* **Task brief**
All of the records below must be output exactly, with no pictures carried over.

>> Start Provided material

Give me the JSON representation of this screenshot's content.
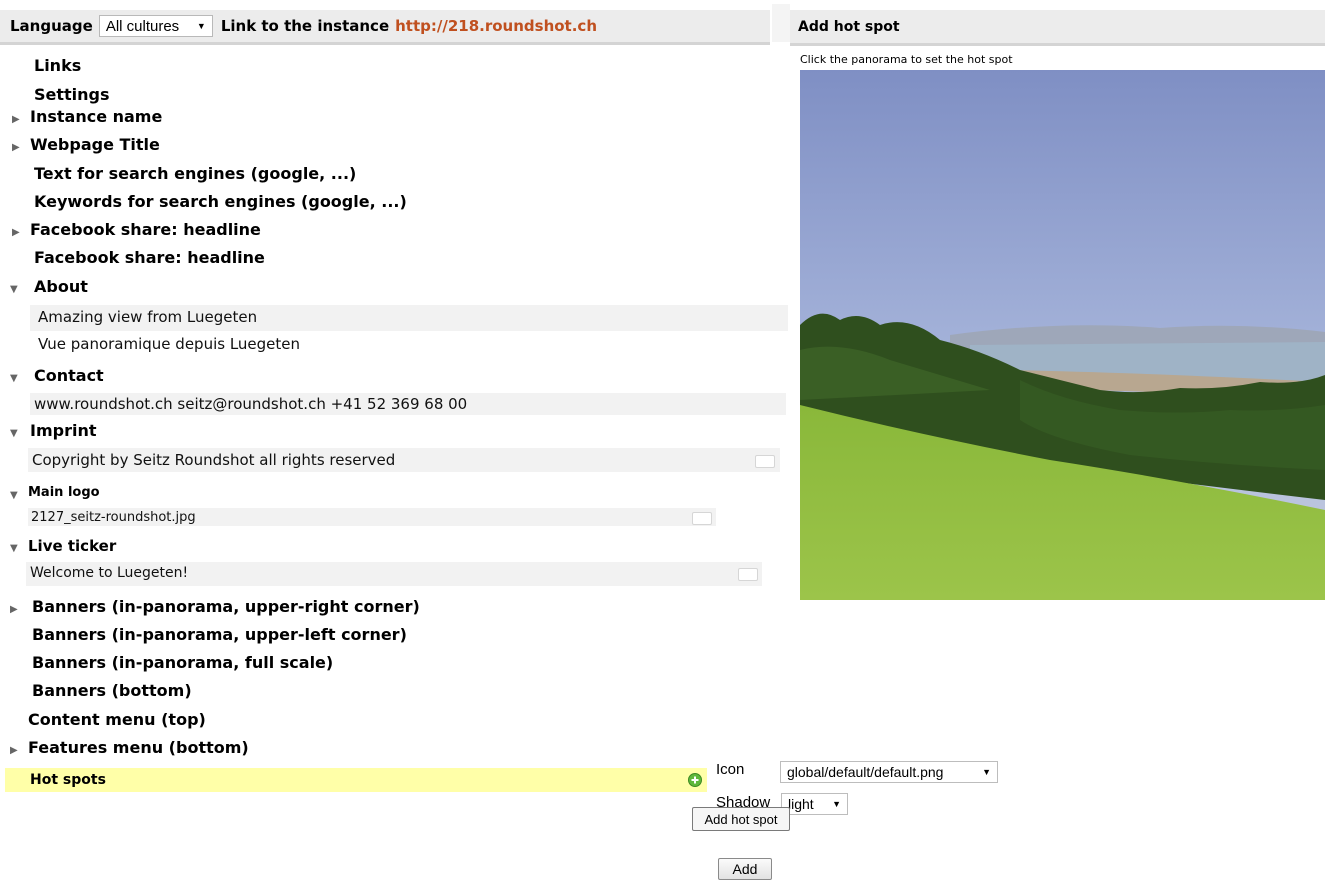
{
  "topbar": {
    "language_label": "Language",
    "language_value": "All cultures",
    "link_label": "Link to the instance",
    "link_url": "http://218.roundshot.ch"
  },
  "right_panel": {
    "title": "Add hot spot",
    "hint": "Click the panorama to set the hot spot"
  },
  "tree": {
    "links": "Links",
    "settings": "Settings",
    "instance_name": "Instance name",
    "webpage_title": "Webpage Title",
    "text_search": "Text for search engines (google, ...)",
    "keywords_search": "Keywords for search engines (google, ...)",
    "fb_headline_1": "Facebook share: headline",
    "fb_headline_2": "Facebook share: headline",
    "about": "About",
    "about_line1": "Amazing view from Luegeten",
    "about_line2": "Vue panoramique depuis Luegeten",
    "contact": "Contact",
    "contact_value": "www.roundshot.ch seitz@roundshot.ch +41 52 369 68 00",
    "imprint": "Imprint",
    "imprint_value": "Copyright by Seitz Roundshot all rights reserved",
    "main_logo": "Main logo",
    "main_logo_value": "2127_seitz-roundshot.jpg",
    "live_ticker": "Live ticker",
    "live_ticker_value": "Welcome to Luegeten!",
    "banners_upper_right": "Banners (in-panorama, upper-right corner)",
    "banners_upper_left": "Banners (in-panorama, upper-left corner)",
    "banners_full": "Banners (in-panorama, full scale)",
    "banners_bottom": "Banners (bottom)",
    "content_menu": "Content menu (top)",
    "features_menu": "Features menu (bottom)",
    "hot_spots": "Hot spots"
  },
  "form": {
    "icon_label": "Icon",
    "icon_value": "global/default/default.png",
    "shadow_label": "Shadow",
    "shadow_value": "light",
    "tooltip": "Add hot spot",
    "add_button": "Add"
  },
  "colors": {
    "link": "#c0501f",
    "highlight_row": "#ffffa8"
  }
}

>> End Provided material

* **Answer**
Give me the JSON representation of this screenshot's content.
{
  "topbar": {
    "language_label": "Language",
    "language_value": "All cultures",
    "link_label": "Link to the instance",
    "link_url": "http://218.roundshot.ch"
  },
  "right_panel": {
    "title": "Add hot spot",
    "hint": "Click the panorama to set the hot spot"
  },
  "tree": {
    "links": "Links",
    "settings": "Settings",
    "instance_name": "Instance name",
    "webpage_title": "Webpage Title",
    "text_search": "Text for search engines (google, ...)",
    "keywords_search": "Keywords for search engines (google, ...)",
    "fb_headline_1": "Facebook share: headline",
    "fb_headline_2": "Facebook share: headline",
    "about": "About",
    "about_line1": "Amazing view from Luegeten",
    "about_line2": "Vue panoramique depuis Luegeten",
    "contact": "Contact",
    "contact_value": "www.roundshot.ch seitz@roundshot.ch +41 52 369 68 00",
    "imprint": "Imprint",
    "imprint_value": "Copyright by Seitz Roundshot all rights reserved",
    "main_logo": "Main logo",
    "main_logo_value": "2127_seitz-roundshot.jpg",
    "live_ticker": "Live ticker",
    "live_ticker_value": "Welcome to Luegeten!",
    "banners_upper_right": "Banners (in-panorama, upper-right corner)",
    "banners_upper_left": "Banners (in-panorama, upper-left corner)",
    "banners_full": "Banners (in-panorama, full scale)",
    "banners_bottom": "Banners (bottom)",
    "content_menu": "Content menu (top)",
    "features_menu": "Features menu (bottom)",
    "hot_spots": "Hot spots"
  },
  "form": {
    "icon_label": "Icon",
    "icon_value": "global/default/default.png",
    "shadow_label": "Shadow",
    "shadow_value": "light",
    "tooltip": "Add hot spot",
    "add_button": "Add"
  },
  "colors": {
    "link": "#c0501f",
    "highlight_row": "#ffffa8"
  }
}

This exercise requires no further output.